• Written problem:
Output the full listing word for word.

____ Material provided

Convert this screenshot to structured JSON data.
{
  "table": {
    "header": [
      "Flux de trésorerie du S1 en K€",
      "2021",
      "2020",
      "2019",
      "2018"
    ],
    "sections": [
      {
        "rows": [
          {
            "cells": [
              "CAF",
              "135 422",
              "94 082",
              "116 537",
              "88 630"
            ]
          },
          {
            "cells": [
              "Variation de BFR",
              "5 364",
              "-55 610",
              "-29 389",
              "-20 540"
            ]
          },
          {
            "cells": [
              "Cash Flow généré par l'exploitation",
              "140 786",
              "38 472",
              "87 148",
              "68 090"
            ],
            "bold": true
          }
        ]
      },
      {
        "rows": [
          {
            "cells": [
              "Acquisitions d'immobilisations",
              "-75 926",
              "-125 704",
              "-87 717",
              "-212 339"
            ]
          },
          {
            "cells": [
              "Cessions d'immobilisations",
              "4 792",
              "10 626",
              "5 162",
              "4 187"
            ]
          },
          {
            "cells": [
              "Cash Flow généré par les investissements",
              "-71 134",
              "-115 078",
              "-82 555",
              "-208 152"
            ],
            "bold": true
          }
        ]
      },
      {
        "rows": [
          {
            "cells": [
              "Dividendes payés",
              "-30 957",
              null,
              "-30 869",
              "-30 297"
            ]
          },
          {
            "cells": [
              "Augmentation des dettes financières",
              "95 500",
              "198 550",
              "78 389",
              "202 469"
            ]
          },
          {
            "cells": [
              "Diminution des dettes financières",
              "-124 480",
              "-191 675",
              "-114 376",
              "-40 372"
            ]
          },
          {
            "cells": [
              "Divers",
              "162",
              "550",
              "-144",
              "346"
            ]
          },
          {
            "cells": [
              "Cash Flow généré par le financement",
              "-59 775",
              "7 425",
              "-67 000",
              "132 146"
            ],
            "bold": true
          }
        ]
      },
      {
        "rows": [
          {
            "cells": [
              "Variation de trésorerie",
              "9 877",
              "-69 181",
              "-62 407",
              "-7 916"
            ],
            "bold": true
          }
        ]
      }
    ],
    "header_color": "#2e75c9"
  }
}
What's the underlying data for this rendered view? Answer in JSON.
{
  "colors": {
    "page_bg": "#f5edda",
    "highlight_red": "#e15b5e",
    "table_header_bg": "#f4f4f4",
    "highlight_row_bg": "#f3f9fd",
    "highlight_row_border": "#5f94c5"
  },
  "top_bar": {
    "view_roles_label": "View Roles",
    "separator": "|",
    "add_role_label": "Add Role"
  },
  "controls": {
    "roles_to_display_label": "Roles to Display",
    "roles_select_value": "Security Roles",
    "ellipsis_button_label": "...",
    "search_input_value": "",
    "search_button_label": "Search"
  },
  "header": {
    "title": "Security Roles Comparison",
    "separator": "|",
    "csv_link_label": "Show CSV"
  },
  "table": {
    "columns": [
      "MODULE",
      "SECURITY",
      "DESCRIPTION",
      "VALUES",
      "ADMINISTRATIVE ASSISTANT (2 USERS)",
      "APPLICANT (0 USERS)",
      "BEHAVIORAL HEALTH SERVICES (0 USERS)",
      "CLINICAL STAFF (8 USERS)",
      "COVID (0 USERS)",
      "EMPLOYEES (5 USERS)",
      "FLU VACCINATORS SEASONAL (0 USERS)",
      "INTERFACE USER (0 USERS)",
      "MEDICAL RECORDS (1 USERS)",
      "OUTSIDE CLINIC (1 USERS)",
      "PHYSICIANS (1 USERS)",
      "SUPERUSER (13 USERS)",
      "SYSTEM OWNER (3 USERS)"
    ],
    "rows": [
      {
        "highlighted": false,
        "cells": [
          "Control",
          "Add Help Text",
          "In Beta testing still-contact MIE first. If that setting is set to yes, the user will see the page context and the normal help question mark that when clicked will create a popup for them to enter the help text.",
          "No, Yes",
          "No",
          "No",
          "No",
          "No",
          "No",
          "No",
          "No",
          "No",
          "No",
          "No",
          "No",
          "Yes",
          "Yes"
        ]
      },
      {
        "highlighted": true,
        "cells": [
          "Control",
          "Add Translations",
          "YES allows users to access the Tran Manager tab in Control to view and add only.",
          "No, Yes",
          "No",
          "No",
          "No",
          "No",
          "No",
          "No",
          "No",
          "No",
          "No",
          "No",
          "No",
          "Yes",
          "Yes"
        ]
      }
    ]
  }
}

________

• Task result:
Convert this screenshot to structured JSON data.
{
  "table": {
    "header": [
      "Flux de trésorerie du S1 en K€",
      "2021",
      "2020",
      "2019",
      "2018"
    ],
    "sections": [
      {
        "rows": [
          {
            "cells": [
              "CAF",
              "135 422",
              "94 082",
              "116 537",
              "88 630"
            ]
          },
          {
            "cells": [
              "Variation de BFR",
              "5 364",
              "-55 610",
              "-29 389",
              "-20 540"
            ]
          },
          {
            "cells": [
              "Cash Flow généré par l'exploitation",
              "140 786",
              "38 472",
              "87 148",
              "68 090"
            ],
            "bold": true
          }
        ]
      },
      {
        "rows": [
          {
            "cells": [
              "Acquisitions d'immobilisations",
              "-75 926",
              "-125 704",
              "-87 717",
              "-212 339"
            ]
          },
          {
            "cells": [
              "Cessions d'immobilisations",
              "4 792",
              "10 626",
              "5 162",
              "4 187"
            ]
          },
          {
            "cells": [
              "Cash Flow généré par les investissements",
              "-71 134",
              "-115 078",
              "-82 555",
              "-208 152"
            ],
            "bold": true
          }
        ]
      },
      {
        "rows": [
          {
            "cells": [
              "Dividendes payés",
              "-30 957",
              null,
              "-30 869",
              "-30 297"
            ]
          },
          {
            "cells": [
              "Augmentation des dettes financières",
              "95 500",
              "198 550",
              "78 389",
              "202 469"
            ]
          },
          {
            "cells": [
              "Diminution des dettes financières",
              "-124 480",
              "-191 675",
              "-114 376",
              "-40 372"
            ]
          },
          {
            "cells": [
              "Divers",
              "162",
              "550",
              "-144",
              "346"
            ]
          },
          {
            "cells": [
              "Cash Flow généré par le financement",
              "-59 775",
              "7 425",
              "-67 000",
              "132 146"
            ],
            "bold": true
          }
        ]
      },
      {
        "rows": [
          {
            "cells": [
              "Variation de trésorerie",
              "9 877",
              "-69 181",
              "-62 407",
              "-7 916"
            ],
            "bold": true
          }
        ]
      }
    ],
    "header_color": "#2e75c9"
  }
}
What's the underlying data for this rendered view? Answer in JSON.
{
  "colors": {
    "page_bg": "#f5edda",
    "highlight_red": "#e15b5e",
    "table_header_bg": "#f4f4f4",
    "highlight_row_bg": "#f3f9fd",
    "highlight_row_border": "#5f94c5"
  },
  "top_bar": {
    "view_roles_label": "View Roles",
    "separator": "|",
    "add_role_label": "Add Role"
  },
  "controls": {
    "roles_to_display_label": "Roles to Display",
    "roles_select_value": "Security Roles",
    "ellipsis_button_label": "...",
    "search_input_value": "",
    "search_button_label": "Search"
  },
  "header": {
    "title": "Security Roles Comparison",
    "separator": "|",
    "csv_link_label": "Show CSV"
  },
  "table": {
    "columns": [
      "MODULE",
      "SECURITY",
      "DESCRIPTION",
      "VALUES",
      "ADMINISTRATIVE ASSISTANT (2 USERS)",
      "APPLICANT (0 USERS)",
      "BEHAVIORAL HEALTH SERVICES (0 USERS)",
      "CLINICAL STAFF (8 USERS)",
      "COVID (0 USERS)",
      "EMPLOYEES (5 USERS)",
      "FLU VACCINATORS SEASONAL (0 USERS)",
      "INTERFACE USER (0 USERS)",
      "MEDICAL RECORDS (1 USERS)",
      "OUTSIDE CLINIC (1 USERS)",
      "PHYSICIANS (1 USERS)",
      "SUPERUSER (13 USERS)",
      "SYSTEM OWNER (3 USERS)"
    ],
    "rows": [
      {
        "highlighted": false,
        "cells": [
          "Control",
          "Add Help Text",
          "In Beta testing still-contact MIE first. If that setting is set to yes, the user will see the page context and the normal help question mark that when clicked will create a popup for them to enter the help text.",
          "No, Yes",
          "No",
          "No",
          "No",
          "No",
          "No",
          "No",
          "No",
          "No",
          "No",
          "No",
          "No",
          "Yes",
          "Yes"
        ]
      },
      {
        "highlighted": true,
        "cells": [
          "Control",
          "Add Translations",
          "YES allows users to access the Tran Manager tab in Control to view and add only.",
          "No, Yes",
          "No",
          "No",
          "No",
          "No",
          "No",
          "No",
          "No",
          "No",
          "No",
          "No",
          "No",
          "Yes",
          "Yes"
        ]
      }
    ]
  }
}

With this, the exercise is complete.